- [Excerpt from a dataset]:
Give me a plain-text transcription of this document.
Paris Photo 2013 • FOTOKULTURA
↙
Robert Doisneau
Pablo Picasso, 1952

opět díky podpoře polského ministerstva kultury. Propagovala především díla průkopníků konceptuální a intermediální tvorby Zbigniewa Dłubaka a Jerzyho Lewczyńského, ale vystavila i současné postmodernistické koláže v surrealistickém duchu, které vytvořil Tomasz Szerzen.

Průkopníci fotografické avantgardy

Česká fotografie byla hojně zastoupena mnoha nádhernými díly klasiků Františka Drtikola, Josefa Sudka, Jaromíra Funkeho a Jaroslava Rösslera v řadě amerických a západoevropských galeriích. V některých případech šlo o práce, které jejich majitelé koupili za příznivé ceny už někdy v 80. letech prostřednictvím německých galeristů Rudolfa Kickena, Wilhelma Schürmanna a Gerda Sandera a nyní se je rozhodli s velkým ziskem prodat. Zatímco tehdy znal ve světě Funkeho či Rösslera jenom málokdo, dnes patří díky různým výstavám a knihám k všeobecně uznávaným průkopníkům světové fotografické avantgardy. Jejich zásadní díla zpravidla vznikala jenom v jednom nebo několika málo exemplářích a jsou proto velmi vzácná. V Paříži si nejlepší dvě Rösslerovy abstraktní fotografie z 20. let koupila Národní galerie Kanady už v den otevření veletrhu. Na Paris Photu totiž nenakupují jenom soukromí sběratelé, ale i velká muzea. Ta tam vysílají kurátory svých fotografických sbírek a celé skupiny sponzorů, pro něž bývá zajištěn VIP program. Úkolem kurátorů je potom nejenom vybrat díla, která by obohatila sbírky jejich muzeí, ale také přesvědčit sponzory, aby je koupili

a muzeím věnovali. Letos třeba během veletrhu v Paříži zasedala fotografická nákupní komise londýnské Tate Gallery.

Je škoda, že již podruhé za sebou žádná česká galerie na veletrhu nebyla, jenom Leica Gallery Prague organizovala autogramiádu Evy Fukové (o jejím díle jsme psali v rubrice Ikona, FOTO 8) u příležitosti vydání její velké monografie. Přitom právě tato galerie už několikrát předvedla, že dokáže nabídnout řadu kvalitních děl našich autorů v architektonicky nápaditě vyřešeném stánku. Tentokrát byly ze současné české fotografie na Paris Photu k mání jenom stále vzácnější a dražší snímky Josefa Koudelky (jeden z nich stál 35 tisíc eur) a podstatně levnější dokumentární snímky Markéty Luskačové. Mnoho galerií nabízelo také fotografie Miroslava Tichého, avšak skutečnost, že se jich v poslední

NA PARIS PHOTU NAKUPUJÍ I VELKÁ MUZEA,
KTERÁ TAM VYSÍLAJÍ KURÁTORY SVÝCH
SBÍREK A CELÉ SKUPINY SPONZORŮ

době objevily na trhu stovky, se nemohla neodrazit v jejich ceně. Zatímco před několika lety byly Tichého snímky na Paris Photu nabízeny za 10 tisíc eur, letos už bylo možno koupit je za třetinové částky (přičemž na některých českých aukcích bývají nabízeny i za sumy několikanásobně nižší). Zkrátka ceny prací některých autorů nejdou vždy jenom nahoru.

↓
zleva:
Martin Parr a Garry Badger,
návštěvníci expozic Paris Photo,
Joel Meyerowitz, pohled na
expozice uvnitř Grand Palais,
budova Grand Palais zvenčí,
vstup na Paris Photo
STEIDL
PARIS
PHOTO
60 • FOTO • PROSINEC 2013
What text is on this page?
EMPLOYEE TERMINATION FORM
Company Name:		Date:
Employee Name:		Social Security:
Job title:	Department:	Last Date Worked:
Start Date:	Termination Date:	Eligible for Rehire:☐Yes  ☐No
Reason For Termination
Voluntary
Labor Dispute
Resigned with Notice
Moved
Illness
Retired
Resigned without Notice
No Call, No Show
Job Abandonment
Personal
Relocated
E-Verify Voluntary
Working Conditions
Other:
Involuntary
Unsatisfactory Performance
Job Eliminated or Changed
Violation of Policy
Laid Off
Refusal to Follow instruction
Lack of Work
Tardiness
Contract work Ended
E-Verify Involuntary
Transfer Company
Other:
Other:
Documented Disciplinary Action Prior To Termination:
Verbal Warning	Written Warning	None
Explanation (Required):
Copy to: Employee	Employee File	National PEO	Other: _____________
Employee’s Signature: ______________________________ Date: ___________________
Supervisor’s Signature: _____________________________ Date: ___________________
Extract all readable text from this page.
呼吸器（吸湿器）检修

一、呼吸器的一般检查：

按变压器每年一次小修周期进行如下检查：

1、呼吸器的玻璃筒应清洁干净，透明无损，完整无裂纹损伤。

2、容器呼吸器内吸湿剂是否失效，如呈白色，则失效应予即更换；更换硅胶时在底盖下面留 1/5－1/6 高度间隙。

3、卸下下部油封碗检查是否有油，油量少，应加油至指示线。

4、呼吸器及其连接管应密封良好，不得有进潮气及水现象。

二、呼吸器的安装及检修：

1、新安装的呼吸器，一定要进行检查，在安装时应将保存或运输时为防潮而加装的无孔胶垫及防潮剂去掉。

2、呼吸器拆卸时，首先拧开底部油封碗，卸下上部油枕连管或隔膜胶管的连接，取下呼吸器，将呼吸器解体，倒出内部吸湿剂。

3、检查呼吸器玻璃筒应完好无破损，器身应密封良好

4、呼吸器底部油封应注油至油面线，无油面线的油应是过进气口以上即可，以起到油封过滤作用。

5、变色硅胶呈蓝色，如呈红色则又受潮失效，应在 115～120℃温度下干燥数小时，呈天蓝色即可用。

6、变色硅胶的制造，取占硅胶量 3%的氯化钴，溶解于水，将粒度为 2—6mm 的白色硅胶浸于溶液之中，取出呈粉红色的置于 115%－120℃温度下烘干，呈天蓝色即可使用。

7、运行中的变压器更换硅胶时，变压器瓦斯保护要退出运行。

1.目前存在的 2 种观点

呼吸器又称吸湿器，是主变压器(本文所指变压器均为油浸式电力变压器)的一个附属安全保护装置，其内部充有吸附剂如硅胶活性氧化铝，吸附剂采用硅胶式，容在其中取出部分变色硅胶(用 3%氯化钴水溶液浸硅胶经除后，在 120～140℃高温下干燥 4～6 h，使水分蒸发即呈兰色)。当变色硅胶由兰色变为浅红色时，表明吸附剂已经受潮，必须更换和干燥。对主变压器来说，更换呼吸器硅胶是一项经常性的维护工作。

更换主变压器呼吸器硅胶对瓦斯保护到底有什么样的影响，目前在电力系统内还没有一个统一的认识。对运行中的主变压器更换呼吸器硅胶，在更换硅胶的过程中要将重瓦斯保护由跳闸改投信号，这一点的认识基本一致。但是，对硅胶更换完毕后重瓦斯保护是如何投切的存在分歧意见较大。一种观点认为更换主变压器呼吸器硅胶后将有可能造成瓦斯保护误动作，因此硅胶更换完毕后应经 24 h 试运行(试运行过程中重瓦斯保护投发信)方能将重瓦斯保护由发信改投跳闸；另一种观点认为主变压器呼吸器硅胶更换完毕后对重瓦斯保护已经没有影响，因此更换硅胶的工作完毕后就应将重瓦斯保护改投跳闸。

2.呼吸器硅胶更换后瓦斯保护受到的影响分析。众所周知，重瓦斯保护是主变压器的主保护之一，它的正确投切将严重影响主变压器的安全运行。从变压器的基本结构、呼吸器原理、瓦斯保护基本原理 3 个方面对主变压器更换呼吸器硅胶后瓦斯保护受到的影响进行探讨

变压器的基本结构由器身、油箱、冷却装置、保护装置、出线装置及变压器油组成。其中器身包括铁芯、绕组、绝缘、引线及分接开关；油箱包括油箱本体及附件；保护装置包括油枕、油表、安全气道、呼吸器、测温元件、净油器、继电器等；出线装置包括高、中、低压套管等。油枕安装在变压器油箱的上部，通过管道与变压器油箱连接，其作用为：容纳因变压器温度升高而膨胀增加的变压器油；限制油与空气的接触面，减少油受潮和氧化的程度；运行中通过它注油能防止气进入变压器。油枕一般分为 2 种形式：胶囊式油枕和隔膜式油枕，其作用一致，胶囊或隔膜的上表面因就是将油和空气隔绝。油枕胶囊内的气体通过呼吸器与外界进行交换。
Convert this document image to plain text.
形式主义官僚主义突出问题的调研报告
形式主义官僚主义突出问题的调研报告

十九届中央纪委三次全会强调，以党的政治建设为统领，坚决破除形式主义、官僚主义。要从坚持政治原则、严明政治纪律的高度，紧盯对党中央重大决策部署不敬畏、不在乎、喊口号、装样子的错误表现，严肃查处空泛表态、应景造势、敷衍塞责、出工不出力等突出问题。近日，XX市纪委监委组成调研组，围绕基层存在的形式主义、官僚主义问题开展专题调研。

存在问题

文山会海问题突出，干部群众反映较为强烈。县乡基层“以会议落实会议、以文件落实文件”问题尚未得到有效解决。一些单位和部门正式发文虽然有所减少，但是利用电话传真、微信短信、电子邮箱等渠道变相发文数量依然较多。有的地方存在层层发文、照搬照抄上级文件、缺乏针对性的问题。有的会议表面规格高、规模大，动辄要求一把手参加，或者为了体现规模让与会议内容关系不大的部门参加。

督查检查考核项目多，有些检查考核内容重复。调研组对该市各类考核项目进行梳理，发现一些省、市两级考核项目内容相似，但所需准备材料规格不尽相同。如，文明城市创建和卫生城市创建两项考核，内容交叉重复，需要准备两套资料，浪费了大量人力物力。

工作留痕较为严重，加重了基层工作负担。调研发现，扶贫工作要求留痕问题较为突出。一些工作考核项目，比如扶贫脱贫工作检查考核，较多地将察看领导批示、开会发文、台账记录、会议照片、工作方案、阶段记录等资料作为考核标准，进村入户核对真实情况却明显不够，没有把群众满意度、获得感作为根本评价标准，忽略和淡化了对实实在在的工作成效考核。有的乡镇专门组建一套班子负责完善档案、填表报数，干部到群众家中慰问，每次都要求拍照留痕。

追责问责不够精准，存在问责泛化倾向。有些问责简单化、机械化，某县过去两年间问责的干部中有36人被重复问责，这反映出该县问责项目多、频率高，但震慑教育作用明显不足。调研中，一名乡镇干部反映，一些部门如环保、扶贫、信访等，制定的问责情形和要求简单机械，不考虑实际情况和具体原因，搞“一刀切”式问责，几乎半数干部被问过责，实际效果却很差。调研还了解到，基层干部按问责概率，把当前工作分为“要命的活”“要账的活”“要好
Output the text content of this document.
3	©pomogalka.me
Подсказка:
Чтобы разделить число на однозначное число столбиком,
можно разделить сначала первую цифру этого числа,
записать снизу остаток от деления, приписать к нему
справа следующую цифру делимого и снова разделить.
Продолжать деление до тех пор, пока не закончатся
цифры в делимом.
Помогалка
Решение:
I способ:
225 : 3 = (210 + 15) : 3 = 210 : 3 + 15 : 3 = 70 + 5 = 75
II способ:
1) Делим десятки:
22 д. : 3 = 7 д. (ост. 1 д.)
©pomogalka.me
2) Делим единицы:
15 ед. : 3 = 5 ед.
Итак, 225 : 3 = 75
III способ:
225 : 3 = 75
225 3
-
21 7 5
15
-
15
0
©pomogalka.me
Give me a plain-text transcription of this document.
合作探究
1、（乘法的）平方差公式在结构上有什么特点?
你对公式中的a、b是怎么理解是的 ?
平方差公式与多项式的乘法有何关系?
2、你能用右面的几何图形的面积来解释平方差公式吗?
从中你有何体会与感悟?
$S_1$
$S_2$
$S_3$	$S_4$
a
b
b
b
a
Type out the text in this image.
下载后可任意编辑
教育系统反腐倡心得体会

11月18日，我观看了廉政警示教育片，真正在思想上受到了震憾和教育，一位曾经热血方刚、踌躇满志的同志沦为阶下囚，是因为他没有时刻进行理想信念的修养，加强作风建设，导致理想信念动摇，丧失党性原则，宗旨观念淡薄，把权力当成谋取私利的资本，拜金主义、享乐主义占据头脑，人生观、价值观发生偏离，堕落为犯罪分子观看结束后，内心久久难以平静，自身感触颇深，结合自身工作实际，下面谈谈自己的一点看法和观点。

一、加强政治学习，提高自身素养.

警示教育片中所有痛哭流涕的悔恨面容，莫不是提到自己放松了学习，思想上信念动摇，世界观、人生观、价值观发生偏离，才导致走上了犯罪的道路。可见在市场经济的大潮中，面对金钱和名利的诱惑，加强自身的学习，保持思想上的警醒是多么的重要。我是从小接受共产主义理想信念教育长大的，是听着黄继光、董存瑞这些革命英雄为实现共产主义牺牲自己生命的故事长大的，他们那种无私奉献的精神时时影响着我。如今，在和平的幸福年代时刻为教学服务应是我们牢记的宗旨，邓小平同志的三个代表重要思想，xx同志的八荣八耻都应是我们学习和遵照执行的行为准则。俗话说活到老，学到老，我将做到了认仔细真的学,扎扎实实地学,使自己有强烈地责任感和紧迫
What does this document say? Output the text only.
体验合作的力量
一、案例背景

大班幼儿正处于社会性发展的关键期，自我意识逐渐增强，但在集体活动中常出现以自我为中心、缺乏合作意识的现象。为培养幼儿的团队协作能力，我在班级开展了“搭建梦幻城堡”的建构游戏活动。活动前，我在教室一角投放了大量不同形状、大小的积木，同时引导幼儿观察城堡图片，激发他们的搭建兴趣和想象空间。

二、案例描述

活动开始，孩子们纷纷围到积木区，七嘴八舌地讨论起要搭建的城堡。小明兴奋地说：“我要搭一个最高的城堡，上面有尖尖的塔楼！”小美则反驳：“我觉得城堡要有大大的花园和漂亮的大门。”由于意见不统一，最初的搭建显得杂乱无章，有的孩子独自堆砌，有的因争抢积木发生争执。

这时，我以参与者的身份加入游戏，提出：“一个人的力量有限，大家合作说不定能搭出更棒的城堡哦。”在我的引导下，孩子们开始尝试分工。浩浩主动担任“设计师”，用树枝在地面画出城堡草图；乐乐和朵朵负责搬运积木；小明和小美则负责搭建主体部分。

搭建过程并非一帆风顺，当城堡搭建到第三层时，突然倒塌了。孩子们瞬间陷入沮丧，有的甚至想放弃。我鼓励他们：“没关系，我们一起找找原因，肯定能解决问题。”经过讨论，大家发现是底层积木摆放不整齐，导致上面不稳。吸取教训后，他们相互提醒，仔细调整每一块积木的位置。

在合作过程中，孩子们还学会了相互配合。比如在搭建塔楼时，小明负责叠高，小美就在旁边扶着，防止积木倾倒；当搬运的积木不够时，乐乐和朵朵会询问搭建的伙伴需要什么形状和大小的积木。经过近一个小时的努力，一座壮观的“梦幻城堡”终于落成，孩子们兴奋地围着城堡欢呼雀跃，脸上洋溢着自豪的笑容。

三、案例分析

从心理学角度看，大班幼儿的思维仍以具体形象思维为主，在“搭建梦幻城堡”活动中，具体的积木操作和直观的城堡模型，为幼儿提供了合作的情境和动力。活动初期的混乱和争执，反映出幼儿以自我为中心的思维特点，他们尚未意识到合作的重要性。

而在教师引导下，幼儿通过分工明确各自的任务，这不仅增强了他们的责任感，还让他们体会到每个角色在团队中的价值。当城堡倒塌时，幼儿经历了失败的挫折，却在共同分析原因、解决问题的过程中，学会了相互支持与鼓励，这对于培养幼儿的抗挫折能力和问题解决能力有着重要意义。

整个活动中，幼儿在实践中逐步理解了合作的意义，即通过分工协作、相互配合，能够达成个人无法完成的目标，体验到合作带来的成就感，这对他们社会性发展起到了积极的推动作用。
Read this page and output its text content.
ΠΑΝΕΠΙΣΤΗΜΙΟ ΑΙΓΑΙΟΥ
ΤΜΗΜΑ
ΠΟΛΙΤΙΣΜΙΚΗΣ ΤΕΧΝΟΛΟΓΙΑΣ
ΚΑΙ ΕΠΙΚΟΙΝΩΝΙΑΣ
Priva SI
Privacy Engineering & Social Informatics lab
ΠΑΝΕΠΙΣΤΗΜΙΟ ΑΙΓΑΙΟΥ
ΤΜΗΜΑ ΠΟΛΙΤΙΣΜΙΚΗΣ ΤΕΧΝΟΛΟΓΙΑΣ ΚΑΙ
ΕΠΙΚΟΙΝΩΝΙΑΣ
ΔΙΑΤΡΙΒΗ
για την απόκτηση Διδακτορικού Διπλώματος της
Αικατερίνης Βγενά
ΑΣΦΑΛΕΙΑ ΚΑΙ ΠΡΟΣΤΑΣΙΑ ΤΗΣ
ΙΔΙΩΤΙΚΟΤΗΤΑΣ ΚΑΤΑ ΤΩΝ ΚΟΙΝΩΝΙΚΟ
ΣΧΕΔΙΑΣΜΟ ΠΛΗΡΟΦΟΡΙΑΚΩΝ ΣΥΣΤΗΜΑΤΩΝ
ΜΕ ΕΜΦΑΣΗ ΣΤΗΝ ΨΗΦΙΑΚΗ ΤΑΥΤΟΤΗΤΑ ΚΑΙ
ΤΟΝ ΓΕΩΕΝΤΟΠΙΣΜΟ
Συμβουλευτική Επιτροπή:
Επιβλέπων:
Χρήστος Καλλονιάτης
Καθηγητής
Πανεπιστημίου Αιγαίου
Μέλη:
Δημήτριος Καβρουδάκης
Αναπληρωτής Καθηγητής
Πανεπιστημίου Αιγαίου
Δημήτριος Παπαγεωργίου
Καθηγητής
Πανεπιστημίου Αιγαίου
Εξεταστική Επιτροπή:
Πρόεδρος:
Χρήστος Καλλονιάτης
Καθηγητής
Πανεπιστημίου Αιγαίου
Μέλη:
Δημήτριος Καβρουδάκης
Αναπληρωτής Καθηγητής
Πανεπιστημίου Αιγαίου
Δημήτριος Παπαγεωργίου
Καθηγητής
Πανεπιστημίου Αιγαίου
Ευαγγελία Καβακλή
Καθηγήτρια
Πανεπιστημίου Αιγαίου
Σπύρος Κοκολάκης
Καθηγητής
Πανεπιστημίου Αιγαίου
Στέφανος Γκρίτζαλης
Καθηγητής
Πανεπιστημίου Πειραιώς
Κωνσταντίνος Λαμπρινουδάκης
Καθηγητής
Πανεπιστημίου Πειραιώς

- [TASK DIRECTIONS]: Copy each line of the listing in which the word "také" can be found.

- [SOLUTION FOR THIS EXERCISE]:
Česká fotografie byla hojně zastoupena mnoha nádhernými díly klasiků Františka Drtikola, Josefa Sudka, Jaromíra Funkeho a Jaroslava Rösslera v řadě amerických a západoevropských galeriích. V některých případech šlo o práce, které jejich majitelé koupili za příznivé ceny už někdy v 80. letech prostřednictvím německých galeristů Rudolfa Kickena, Wilhelma Schürmanna a Gerda Sandera a nyní se je rozhodli s velkým ziskem prodat. Zatímco tehdy znal ve světě Funkeho či Rösslera jenom málokdo, dnes patří díky různým výstavám a knihám k všeobecně uznávaným průkopníkům světové fotografické avantgardy. Jejich zásadní díla zpravidla vznikala jenom v jednom nebo několika málo exemplářích a jsou proto velmi vzácná. V Paříži si nejlepší dvě Rösslerovy abstraktní fotografie z 20. let koupila Národní galerie Kanady už v den otevření veletrhu. Na Paris Photu totiž nenakupují jenom soukromí sběratelé, ale i velká muzea. Ta tam vysílají kurátory svých fotografických sbírek a celé skupiny sponzorů, pro něž bývá zajištěn VIP program. Úkolem kurátorů je potom nejenom vybrat díla, která by obohatila sbírky jejich muzeí, ale také přesvědčit sponzory, aby je koupili
Je škoda, že již podruhé za sebou žádná česká galerie na veletrhu nebyla, jenom Leica Gallery Prague organizovala autogramiádu Evy Fukové (o jejím díle jsme psali v rubrice Ikona, FOTO 8) u příležitosti vydání její velké monografie. Přitom právě tato galerie už několikrát předvedla, že dokáže nabídnout řadu kvalitních děl našich autorů v architektonicky nápaditě vyřešeném stánku. Tentokrát byly ze současné české fotografie na Paris Photu k mání jenom stále vzácnější a dražší snímky Josefa Koudelky (jeden z nich stál 35 tisíc eur) a podstatně levnější dokumentární snímky Markéty Luskačové. Mnoho galerií nabízelo také fotografie Miroslava Tichého, avšak skutečnost, že se jich v poslední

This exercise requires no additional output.